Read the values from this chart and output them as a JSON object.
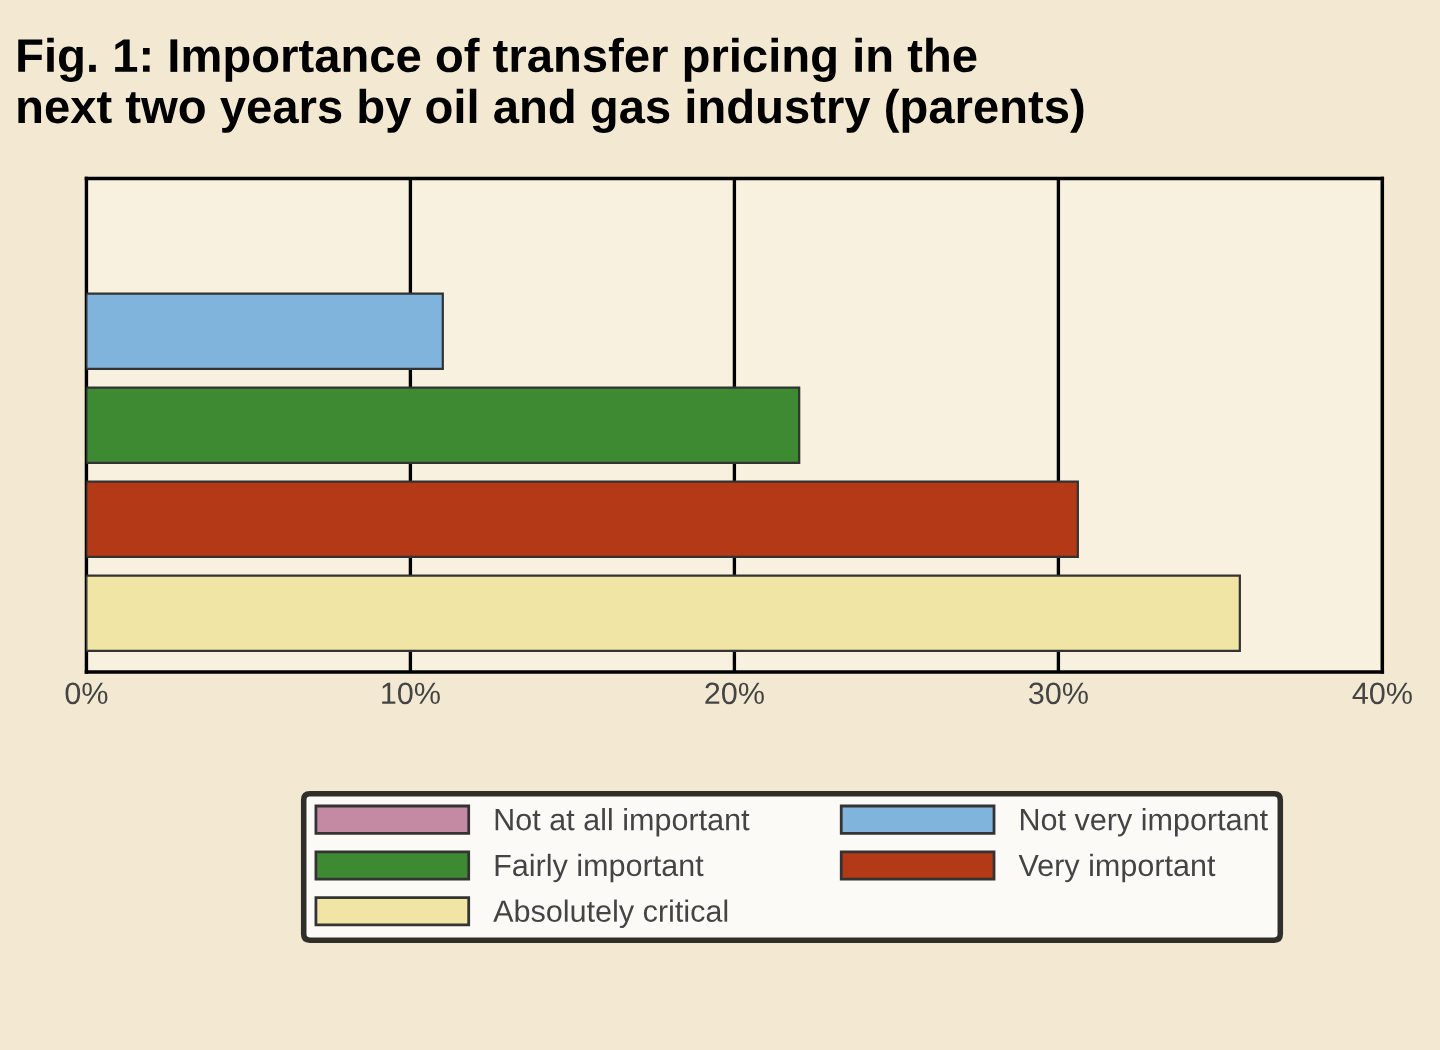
{
  "chart_data": {
    "type": "bar",
    "orientation": "horizontal",
    "title": "Fig. 1: Importance of transfer pricing in the\nnext two years by oil and gas industry (parents)",
    "categories": [
      null
    ],
    "series": [
      {
        "name": "Not at all important",
        "color": "#c48aa3",
        "values": [
          0
        ]
      },
      {
        "name": "Not very important",
        "color": "#80b4dc",
        "values": [
          11
        ]
      },
      {
        "name": "Fairly important",
        "color": "#3e8a33",
        "values": [
          22
        ]
      },
      {
        "name": "Very important",
        "color": "#b43a17",
        "values": [
          30.6
        ]
      },
      {
        "name": "Absolutely critical",
        "color": "#f1e5a5",
        "values": [
          35.6
        ]
      }
    ],
    "xlim": [
      0,
      40
    ],
    "xticks": [
      {
        "value": 0,
        "label": "0%"
      },
      {
        "value": 10,
        "label": "10%"
      },
      {
        "value": 20,
        "label": "20%"
      },
      {
        "value": 30,
        "label": "30%"
      },
      {
        "value": 40,
        "label": "40%"
      }
    ],
    "grid": "x",
    "legend": "bottom"
  }
}
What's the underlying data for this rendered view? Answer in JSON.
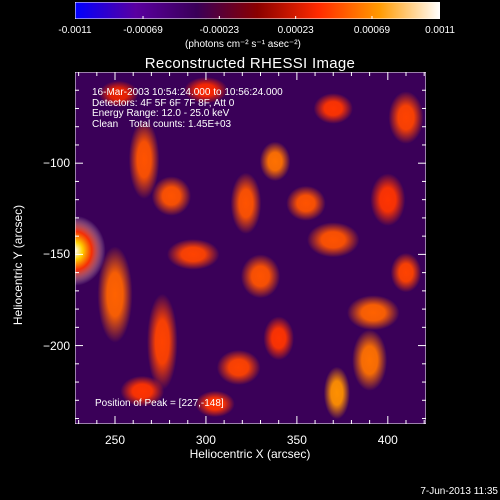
{
  "chart_data": {
    "type": "heatmap",
    "title": "Reconstructed RHESSI Image",
    "xlabel": "Heliocentric X (arcsec)",
    "ylabel": "Heliocentric Y (arcsec)",
    "xlim": [
      228,
      421
    ],
    "ylim": [
      -243,
      -50
    ],
    "x_ticks": [
      "250",
      "300",
      "350",
      "400"
    ],
    "y_ticks": [
      "-100",
      "-150",
      "-200"
    ],
    "x_tick_values": [
      250,
      300,
      350,
      400
    ],
    "y_tick_values": [
      -100,
      -150,
      -200
    ],
    "colorbar": {
      "range": [
        -0.0011,
        0.0011
      ],
      "tick_labels": [
        "-0.0011",
        "-0.00069",
        "-0.00023",
        "0.00023",
        "0.00069",
        "0.0011"
      ],
      "tick_values": [
        -0.0011,
        -0.00069,
        -0.00023,
        0.00023,
        0.00069,
        0.0011
      ],
      "unit_label": "(photons cm⁻² s⁻¹ asec⁻²)",
      "colors": [
        "#0000ff",
        "#5a00a0",
        "#3a0058",
        "#8a0000",
        "#ff2a00",
        "#ff9a00",
        "#ffffff"
      ]
    },
    "annotations": {
      "time_range": "16-Mar-2003 10:54:24.000 to 10:56:24.000",
      "detectors": "Detectors: 4F 5F 6F 7F 8F, Att 0",
      "energy_range": "Energy Range: 12.0 - 25.0 keV",
      "method": "Clean    Total counts: 1.45E+03",
      "peak": "Position of Peak = [227,-148]"
    },
    "peak_position": [
      227,
      -148
    ],
    "blobs": [
      {
        "x": 228,
        "y": -148,
        "value": 0.0011,
        "rx": 14,
        "ry": 16
      },
      {
        "x": 250,
        "y": -172,
        "value": 0.00055,
        "rx": 8,
        "ry": 22
      },
      {
        "x": 266,
        "y": -98,
        "value": 0.0005,
        "rx": 7,
        "ry": 18
      },
      {
        "x": 281,
        "y": -118,
        "value": 0.0005,
        "rx": 9,
        "ry": 9
      },
      {
        "x": 293,
        "y": -150,
        "value": 0.00045,
        "rx": 12,
        "ry": 7
      },
      {
        "x": 276,
        "y": -198,
        "value": 0.00045,
        "rx": 7,
        "ry": 22
      },
      {
        "x": 322,
        "y": -122,
        "value": 0.0005,
        "rx": 7,
        "ry": 14
      },
      {
        "x": 338,
        "y": -99,
        "value": 0.0006,
        "rx": 7,
        "ry": 9
      },
      {
        "x": 355,
        "y": -122,
        "value": 0.0005,
        "rx": 9,
        "ry": 8
      },
      {
        "x": 330,
        "y": -162,
        "value": 0.0005,
        "rx": 9,
        "ry": 10
      },
      {
        "x": 370,
        "y": -142,
        "value": 0.0005,
        "rx": 12,
        "ry": 8
      },
      {
        "x": 392,
        "y": -182,
        "value": 0.00055,
        "rx": 12,
        "ry": 8
      },
      {
        "x": 400,
        "y": -120,
        "value": 0.0004,
        "rx": 8,
        "ry": 12
      },
      {
        "x": 390,
        "y": -208,
        "value": 0.0006,
        "rx": 8,
        "ry": 14
      },
      {
        "x": 372,
        "y": -226,
        "value": 0.0007,
        "rx": 6,
        "ry": 12
      },
      {
        "x": 318,
        "y": -212,
        "value": 0.00045,
        "rx": 10,
        "ry": 8
      },
      {
        "x": 340,
        "y": -196,
        "value": 0.0004,
        "rx": 7,
        "ry": 10
      },
      {
        "x": 265,
        "y": -225,
        "value": 0.0004,
        "rx": 10,
        "ry": 7
      },
      {
        "x": 305,
        "y": -232,
        "value": 0.0004,
        "rx": 9,
        "ry": 6
      },
      {
        "x": 410,
        "y": -75,
        "value": 0.00045,
        "rx": 8,
        "ry": 12
      },
      {
        "x": 300,
        "y": -60,
        "value": 0.00035,
        "rx": 10,
        "ry": 6
      },
      {
        "x": 370,
        "y": -70,
        "value": 0.0004,
        "rx": 9,
        "ry": 7
      },
      {
        "x": 252,
        "y": -62,
        "value": 0.0003,
        "rx": 9,
        "ry": 6
      },
      {
        "x": 410,
        "y": -160,
        "value": 0.00045,
        "rx": 7,
        "ry": 9
      }
    ]
  },
  "footer": {
    "timestamp": "7-Jun-2013 11:35"
  }
}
------------
▶ REQUIRED TASK
Which lines in the records above contain the string "JSON"? Copy each one.

▶ CORRECT ANSWER
Read the values from this chart and output them as a JSON object.
What's the underlying data for this rendered view? Answer in JSON.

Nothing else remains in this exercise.